* Goal of the exercise: Give every line back verbatim, dropping all images.

* Records excerpted from a collection:
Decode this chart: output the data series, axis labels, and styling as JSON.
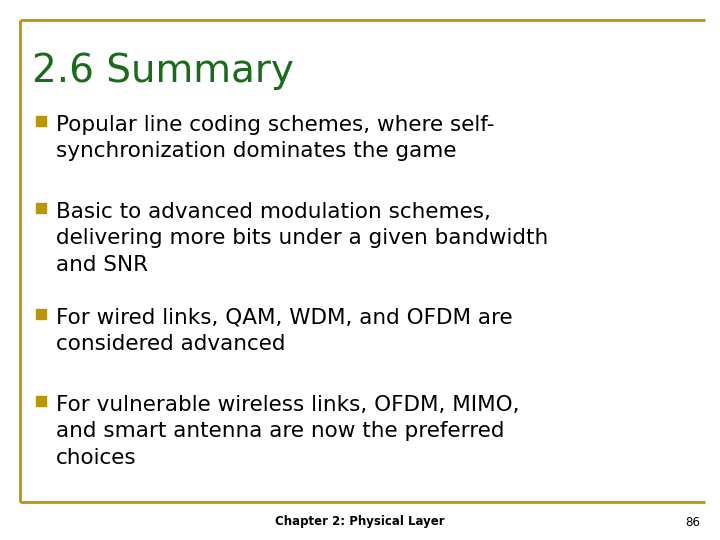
{
  "title": "2.6 Summary",
  "title_color": "#1a6b1a",
  "title_fontsize": 28,
  "bullet_color": "#b8960a",
  "bullet_text_color": "#000000",
  "bullet_fontsize": 15.5,
  "bullets": [
    "Popular line coding schemes, where self-\nsynchronization dominates the game",
    "Basic to advanced modulation schemes,\ndelivering more bits under a given bandwidth\nand SNR",
    "For wired links, QAM, WDM, and OFDM are\nconsidered advanced",
    "For vulnerable wireless links, OFDM, MIMO,\nand smart antenna are now the preferred\nchoices"
  ],
  "footer_text": "Chapter 2: Physical Layer",
  "footer_page": "86",
  "footer_fontsize": 8.5,
  "background_color": "#ffffff",
  "border_color": "#b8960a"
}
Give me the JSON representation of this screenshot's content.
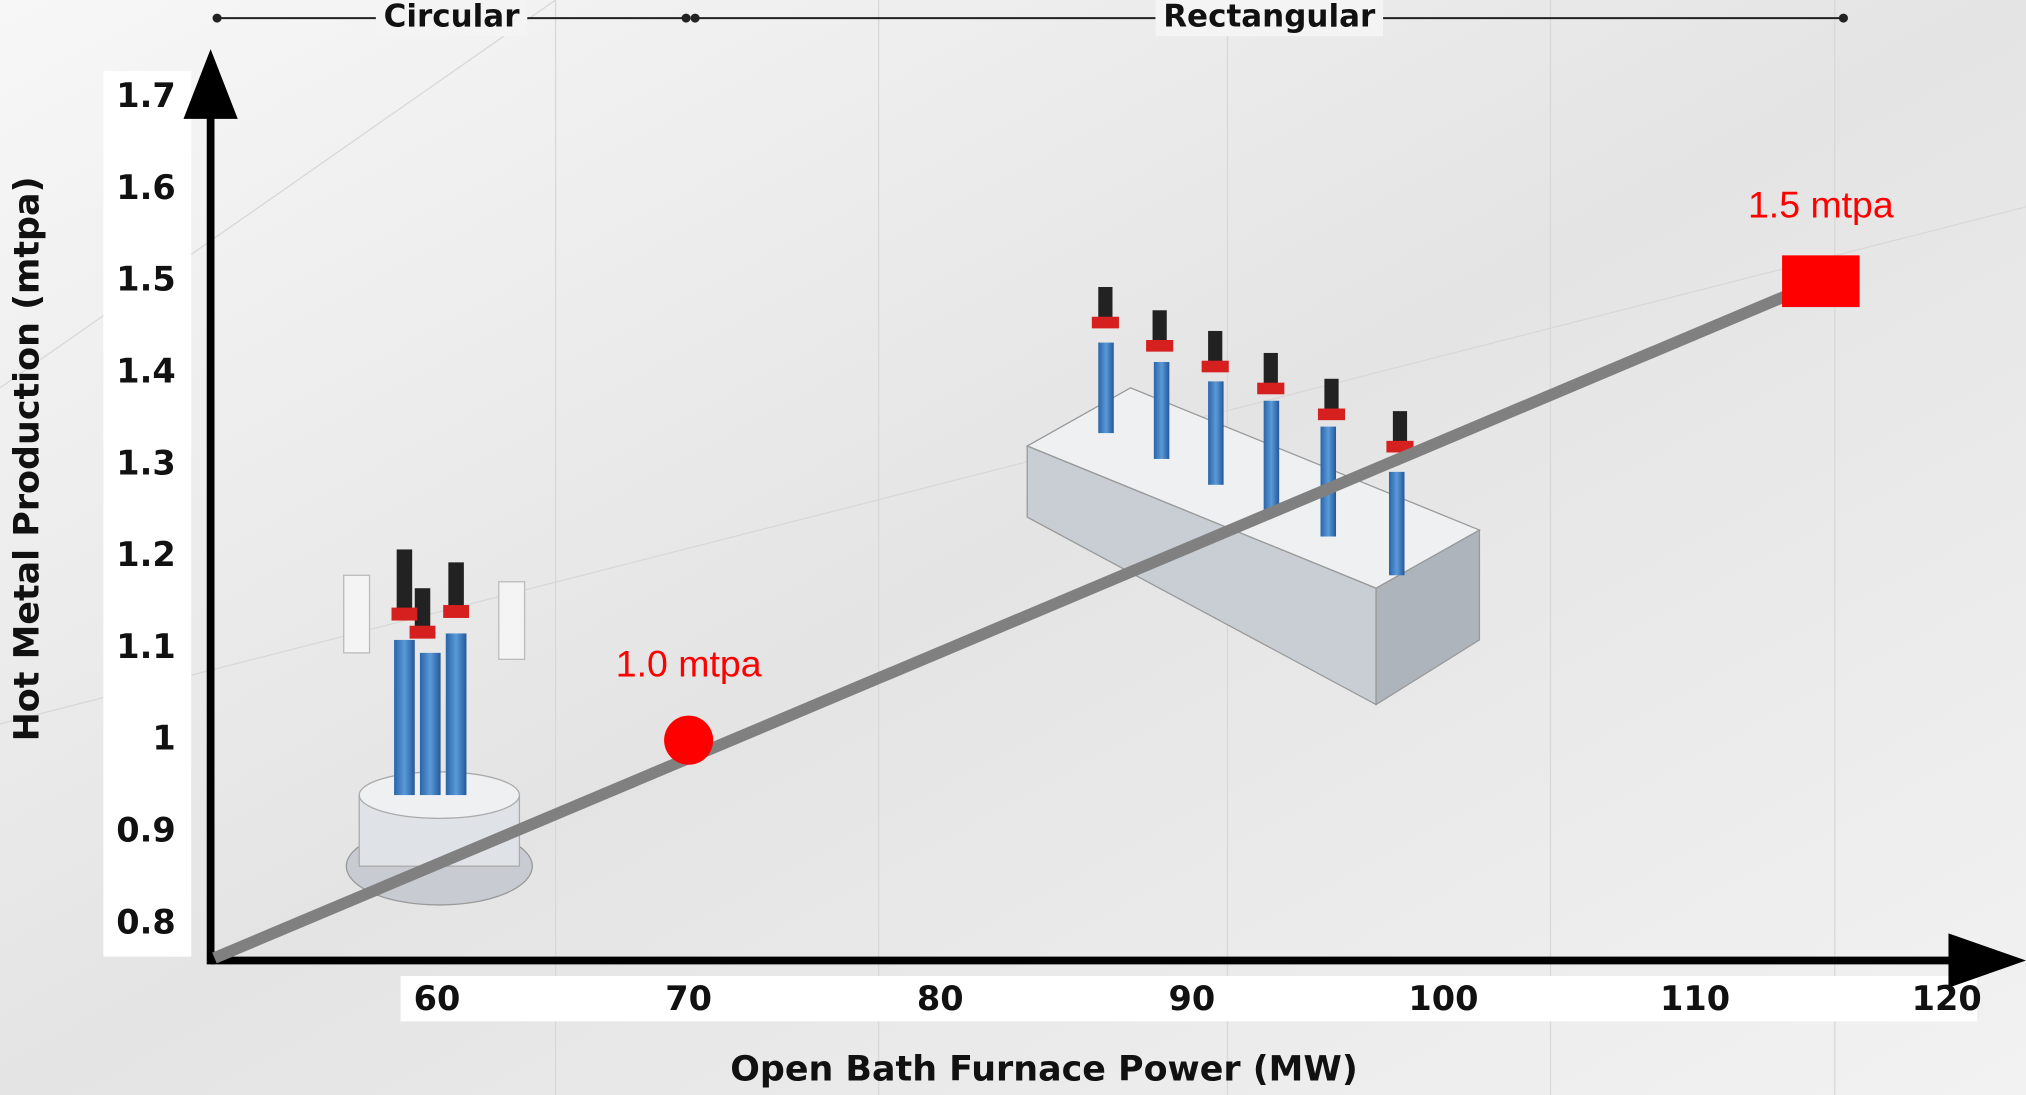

* Response to the task:
Decode this chart: output the data series, axis labels, and styling as JSON.
{
  "title": "2.6 Summary",
  "title_color": "#1a6b1a",
  "title_fontsize": 28,
  "bullet_color": "#b8960a",
  "bullet_text_color": "#000000",
  "bullet_fontsize": 15.5,
  "bullets": [
    "Popular line coding schemes, where self-\nsynchronization dominates the game",
    "Basic to advanced modulation schemes,\ndelivering more bits under a given bandwidth\nand SNR",
    "For wired links, QAM, WDM, and OFDM are\nconsidered advanced",
    "For vulnerable wireless links, OFDM, MIMO,\nand smart antenna are now the preferred\nchoices"
  ],
  "footer_text": "Chapter 2: Physical Layer",
  "footer_page": "86",
  "footer_fontsize": 8.5,
  "background_color": "#ffffff",
  "border_color": "#b8960a"
}
Give me the JSON representation of this screenshot's content.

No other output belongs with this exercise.